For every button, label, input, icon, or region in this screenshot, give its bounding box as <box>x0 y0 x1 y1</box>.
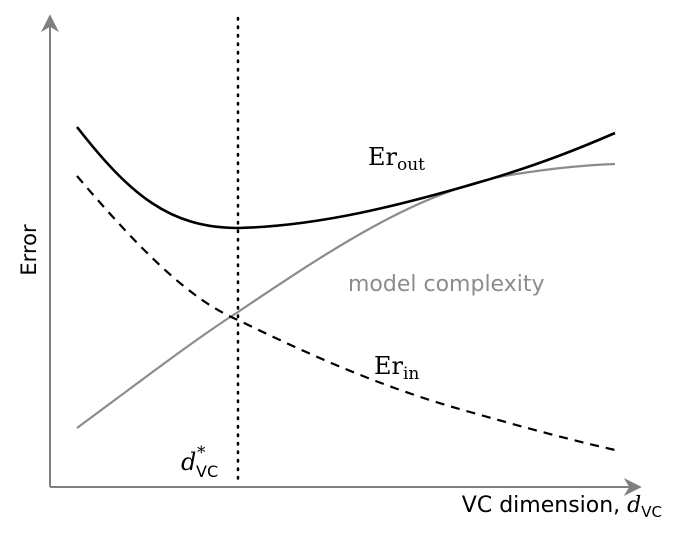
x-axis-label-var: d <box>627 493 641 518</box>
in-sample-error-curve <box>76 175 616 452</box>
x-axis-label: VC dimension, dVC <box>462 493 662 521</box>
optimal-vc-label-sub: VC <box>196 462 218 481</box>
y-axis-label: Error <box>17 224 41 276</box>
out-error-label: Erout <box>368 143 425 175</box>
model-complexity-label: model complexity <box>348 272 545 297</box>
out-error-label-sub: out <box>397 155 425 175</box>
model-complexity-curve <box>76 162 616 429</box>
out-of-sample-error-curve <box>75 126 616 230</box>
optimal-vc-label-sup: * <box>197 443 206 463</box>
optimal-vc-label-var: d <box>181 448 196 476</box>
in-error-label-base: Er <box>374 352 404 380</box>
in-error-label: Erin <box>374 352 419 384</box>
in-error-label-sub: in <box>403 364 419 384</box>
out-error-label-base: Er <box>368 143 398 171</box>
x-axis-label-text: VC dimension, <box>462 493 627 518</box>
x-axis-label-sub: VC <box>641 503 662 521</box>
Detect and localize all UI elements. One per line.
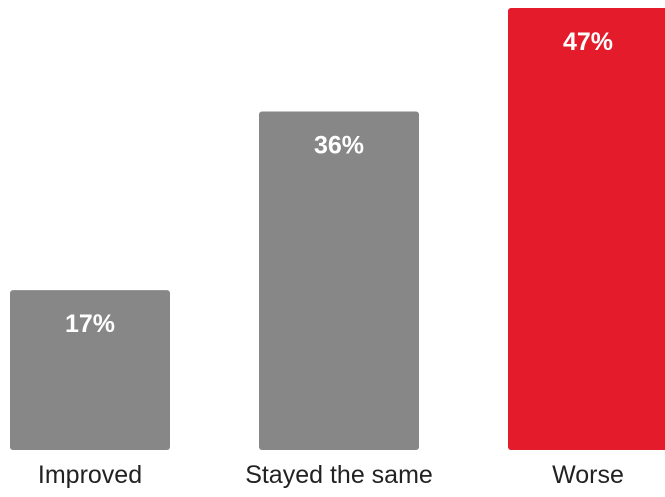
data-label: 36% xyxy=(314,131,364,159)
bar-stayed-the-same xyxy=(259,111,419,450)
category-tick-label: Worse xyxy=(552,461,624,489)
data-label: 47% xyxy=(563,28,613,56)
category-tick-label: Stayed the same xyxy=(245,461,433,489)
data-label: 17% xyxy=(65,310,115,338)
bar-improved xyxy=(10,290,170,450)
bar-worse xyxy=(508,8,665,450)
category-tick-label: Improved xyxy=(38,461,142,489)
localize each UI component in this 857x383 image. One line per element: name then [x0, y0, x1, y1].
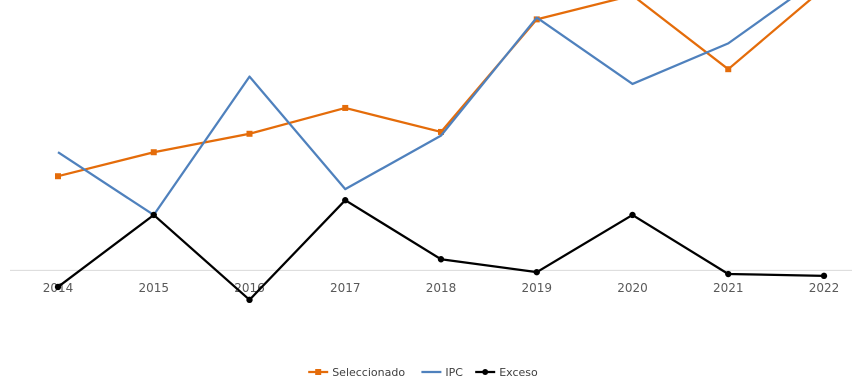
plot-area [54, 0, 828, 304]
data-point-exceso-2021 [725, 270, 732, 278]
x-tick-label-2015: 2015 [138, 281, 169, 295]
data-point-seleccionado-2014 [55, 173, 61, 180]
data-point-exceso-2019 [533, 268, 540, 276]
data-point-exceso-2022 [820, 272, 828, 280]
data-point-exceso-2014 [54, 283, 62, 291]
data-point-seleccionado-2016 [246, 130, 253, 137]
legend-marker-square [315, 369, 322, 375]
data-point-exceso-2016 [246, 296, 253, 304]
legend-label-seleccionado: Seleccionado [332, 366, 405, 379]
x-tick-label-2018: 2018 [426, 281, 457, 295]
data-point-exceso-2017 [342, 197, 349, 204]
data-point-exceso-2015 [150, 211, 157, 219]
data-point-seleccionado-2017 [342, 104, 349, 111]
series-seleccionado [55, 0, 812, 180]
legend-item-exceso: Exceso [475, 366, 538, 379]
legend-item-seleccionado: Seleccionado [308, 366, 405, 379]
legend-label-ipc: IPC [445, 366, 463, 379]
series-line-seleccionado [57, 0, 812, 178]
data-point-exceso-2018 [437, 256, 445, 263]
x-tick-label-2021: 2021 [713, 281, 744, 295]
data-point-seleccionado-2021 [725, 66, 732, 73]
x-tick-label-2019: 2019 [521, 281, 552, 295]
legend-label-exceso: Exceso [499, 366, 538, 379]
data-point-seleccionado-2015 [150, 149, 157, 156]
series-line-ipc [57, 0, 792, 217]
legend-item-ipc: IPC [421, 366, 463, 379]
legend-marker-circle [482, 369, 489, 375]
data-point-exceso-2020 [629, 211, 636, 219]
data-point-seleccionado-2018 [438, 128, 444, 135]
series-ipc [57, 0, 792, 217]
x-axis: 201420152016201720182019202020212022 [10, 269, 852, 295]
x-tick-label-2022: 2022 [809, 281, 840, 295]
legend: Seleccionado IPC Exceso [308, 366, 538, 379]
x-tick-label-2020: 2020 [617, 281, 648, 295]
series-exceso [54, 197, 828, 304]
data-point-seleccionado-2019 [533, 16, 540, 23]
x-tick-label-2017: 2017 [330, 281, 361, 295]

### Work instructions
Retype all of the records above line for line, keeping every character unchanged, and leave out the pictures.

### Full solution
For every button, label, input, icon, or region in this screenshot, give its bounding box as <box>x0 y0 x1 y1</box>.
x-axis-label-var: d <box>627 493 641 518</box>
in-sample-error-curve <box>76 175 616 452</box>
x-axis-label: VC dimension, dVC <box>462 493 662 521</box>
optimal-vc-label-sub: VC <box>196 462 218 481</box>
y-axis-label: Error <box>17 224 41 276</box>
out-error-label: Erout <box>368 143 425 175</box>
model-complexity-label: model complexity <box>348 272 545 297</box>
out-error-label-sub: out <box>397 155 425 175</box>
model-complexity-curve <box>76 162 616 429</box>
out-of-sample-error-curve <box>75 126 616 230</box>
optimal-vc-label-sup: * <box>197 443 206 463</box>
optimal-vc-label-var: d <box>181 448 196 476</box>
in-error-label-base: Er <box>374 352 404 380</box>
in-error-label: Erin <box>374 352 419 384</box>
in-error-label-sub: in <box>403 364 419 384</box>
out-error-label-base: Er <box>368 143 398 171</box>
x-axis-label-text: VC dimension, <box>462 493 627 518</box>
x-axis-label-sub: VC <box>641 503 662 521</box>
Detect and localize all UI elements. One per line.
data-label: 36% xyxy=(314,131,364,159)
bar-stayed-the-same xyxy=(259,111,419,450)
category-tick-label: Worse xyxy=(552,461,624,489)
data-label: 47% xyxy=(563,28,613,56)
category-tick-label: Stayed the same xyxy=(245,461,433,489)
data-label: 17% xyxy=(65,310,115,338)
bar-improved xyxy=(10,290,170,450)
bar-worse xyxy=(508,8,665,450)
category-tick-label: Improved xyxy=(38,461,142,489)
localize each UI component in this 857x383 image. One line per element: name then [x0, y0, x1, y1].
plot-area [54, 0, 828, 304]
data-point-exceso-2021 [725, 270, 732, 278]
x-tick-label-2015: 2015 [138, 281, 169, 295]
data-point-seleccionado-2014 [55, 173, 61, 180]
data-point-exceso-2019 [533, 268, 540, 276]
data-point-exceso-2022 [820, 272, 828, 280]
data-point-exceso-2014 [54, 283, 62, 291]
data-point-seleccionado-2016 [246, 130, 253, 137]
legend-marker-square [315, 369, 322, 375]
data-point-exceso-2016 [246, 296, 253, 304]
legend-label-seleccionado: Seleccionado [332, 366, 405, 379]
x-tick-label-2018: 2018 [426, 281, 457, 295]
data-point-exceso-2017 [342, 197, 349, 204]
data-point-exceso-2015 [150, 211, 157, 219]
data-point-seleccionado-2017 [342, 104, 349, 111]
series-seleccionado [55, 0, 812, 180]
legend-item-exceso: Exceso [475, 366, 538, 379]
legend-item-seleccionado: Seleccionado [308, 366, 405, 379]
legend-label-ipc: IPC [445, 366, 463, 379]
series-line-seleccionado [57, 0, 812, 178]
data-point-exceso-2018 [437, 256, 445, 263]
x-tick-label-2021: 2021 [713, 281, 744, 295]
data-point-seleccionado-2021 [725, 66, 732, 73]
x-tick-label-2019: 2019 [521, 281, 552, 295]
legend-label-exceso: Exceso [499, 366, 538, 379]
data-point-seleccionado-2015 [150, 149, 157, 156]
series-line-ipc [57, 0, 792, 217]
legend-item-ipc: IPC [421, 366, 463, 379]
legend-marker-circle [482, 369, 489, 375]
data-point-exceso-2020 [629, 211, 636, 219]
data-point-seleccionado-2018 [438, 128, 444, 135]
series-ipc [57, 0, 792, 217]
x-axis: 201420152016201720182019202020212022 [10, 269, 852, 295]
x-tick-label-2022: 2022 [809, 281, 840, 295]
legend: Seleccionado IPC Exceso [308, 366, 538, 379]
x-tick-label-2020: 2020 [617, 281, 648, 295]
series-exceso [54, 197, 828, 304]
data-point-seleccionado-2019 [533, 16, 540, 23]
x-tick-label-2017: 2017 [330, 281, 361, 295]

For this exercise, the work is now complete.